EXERCISE TEXT Block Start

Maui Bus is the public transportation service of the island of Maui, Hawaii, and is operated by Roberts Hawaii under a public-private partnership with Maui County government. They operate 13 regular local bus routes and 4 commuter routes, which have a single early morning run and a return trip in the afternoon and require a reservation.

History
The first public transit service on Maui started in 1992 with two loop routes in Central Maui operated by the non-profit organization Maui Economic Opportunity (MEO). These were operated over the same route in opposite directions, offered free of charge with a suggested donation.

The Maui Bus service was started as the Holo Kaa service in August 2002 with a joint venture between the private company Akina Aloha Tours, MEO, and the county government in a subsidized joint venture to provide bus service for South, West, and Central Maui.  Low ridership (blamed on the lack of advertising for the system) led to Akina Aloha Tours losing $1 million over the following two years.

Service was reduced in July 2004 to five transit routes: three operated by Roberts Hawaii, one by Akina Aloha Tours (privately financed), and the one bidirectional route by MEO. The Roberts routes were named Routes A, B, and C: Route A operated between Maalea Harbor Village and the Shops at Wailea via Kihei [which is now Route #15]; Route B connected Kahului to Wharf Cinema Center (in Lahaina) via Maalea [now Route #20]; and Route C connected the Queen Kaahumanu Center with the Shops at Wailea [now Route #10]. The MEO routes served Central Maui (Wailuku and Kahului) with a loop route operated in opposite directions [now Routes #1/2 and #5/6]. The Akina Aloha route operated between Kaanapali and Lahaina [now Route #28].

The Short Range Transit Plan (SRTP) published in January 2005 evaluated contemporary demand and service conditions and developed the current fixed routes, including the expansion of service to Upcountry Maui. The 2005 SRTP also developed the branding and logo of Maui Bus, which began operations in 2006; the fixed and commuter routes are operated by Roberts Hawaii, while the paratransit services are operated by MEO. Ridership rose sharply over the ten years between 2002 and 2012, from less than 200,000 (annual passengers) to more than 2,500,000.

EXERCISE TEXT Block End
DATA SECTION Block Start

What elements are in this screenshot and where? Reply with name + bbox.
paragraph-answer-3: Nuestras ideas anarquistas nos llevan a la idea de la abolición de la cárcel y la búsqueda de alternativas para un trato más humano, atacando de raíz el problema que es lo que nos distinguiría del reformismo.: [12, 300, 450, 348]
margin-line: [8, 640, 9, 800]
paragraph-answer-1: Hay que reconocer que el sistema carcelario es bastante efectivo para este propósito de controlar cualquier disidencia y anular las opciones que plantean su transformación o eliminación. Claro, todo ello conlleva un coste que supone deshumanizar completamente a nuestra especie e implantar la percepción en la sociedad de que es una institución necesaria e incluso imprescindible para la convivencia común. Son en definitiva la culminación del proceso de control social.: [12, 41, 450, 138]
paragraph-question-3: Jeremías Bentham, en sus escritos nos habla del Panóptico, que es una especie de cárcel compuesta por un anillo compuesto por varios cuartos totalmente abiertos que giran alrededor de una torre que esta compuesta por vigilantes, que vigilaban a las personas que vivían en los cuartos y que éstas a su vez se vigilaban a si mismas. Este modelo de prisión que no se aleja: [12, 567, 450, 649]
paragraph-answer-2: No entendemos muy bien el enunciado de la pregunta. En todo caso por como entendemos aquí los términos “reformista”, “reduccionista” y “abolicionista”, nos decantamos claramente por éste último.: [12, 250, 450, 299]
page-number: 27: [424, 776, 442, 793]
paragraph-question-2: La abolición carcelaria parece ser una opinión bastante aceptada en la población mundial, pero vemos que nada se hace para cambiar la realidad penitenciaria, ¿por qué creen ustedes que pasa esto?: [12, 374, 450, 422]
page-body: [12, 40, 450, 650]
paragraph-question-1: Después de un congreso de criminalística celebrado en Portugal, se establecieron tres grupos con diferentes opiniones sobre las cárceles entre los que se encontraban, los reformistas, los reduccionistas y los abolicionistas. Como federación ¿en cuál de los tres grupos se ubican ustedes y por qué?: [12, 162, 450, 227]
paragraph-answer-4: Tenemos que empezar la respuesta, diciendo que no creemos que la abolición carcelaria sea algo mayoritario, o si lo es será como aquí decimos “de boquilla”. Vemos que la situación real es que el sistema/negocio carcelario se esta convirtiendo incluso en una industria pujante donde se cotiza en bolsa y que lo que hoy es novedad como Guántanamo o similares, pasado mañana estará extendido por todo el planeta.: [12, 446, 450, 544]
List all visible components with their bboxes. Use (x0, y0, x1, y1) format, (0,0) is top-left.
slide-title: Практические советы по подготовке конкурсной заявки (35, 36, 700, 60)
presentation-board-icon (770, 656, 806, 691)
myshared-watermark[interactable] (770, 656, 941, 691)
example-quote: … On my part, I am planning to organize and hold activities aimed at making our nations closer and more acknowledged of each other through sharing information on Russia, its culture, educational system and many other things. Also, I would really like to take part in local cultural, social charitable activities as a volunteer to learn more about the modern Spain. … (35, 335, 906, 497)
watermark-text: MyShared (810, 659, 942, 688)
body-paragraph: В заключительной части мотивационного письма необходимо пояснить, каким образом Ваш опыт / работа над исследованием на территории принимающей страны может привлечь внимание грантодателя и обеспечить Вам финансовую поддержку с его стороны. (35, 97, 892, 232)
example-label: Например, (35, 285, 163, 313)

DATA SECTION Block End

**BRIEF**
Reproduce the passage of the Maui Bus text starting at "Service was reduced" and ending at "[now Route #28].".

**SOLUTION**
Service was reduced in July 2004 to five transit routes: three operated by Roberts Hawaii, one by Akina Aloha Tours (privately financed), and the one bidirectional route by MEO. The Roberts routes were named Routes A, B, and C: Route A operated between Maalea Harbor Village and the Shops at Wailea via Kihei [which is now Route #15]; Route B connected Kahului to Wharf Cinema Center (in Lahaina) via Maalea [now Route #20]; and Route C connected the Queen Kaahumanu Center with the Shops at Wailea [now Route #10]. The MEO routes served Central Maui (Wailuku and Kahului) with a loop route operated in opposite directions [now Routes #1/2 and #5/6]. The Akina Aloha route operated between Kaanapali and Lahaina [now Route #28].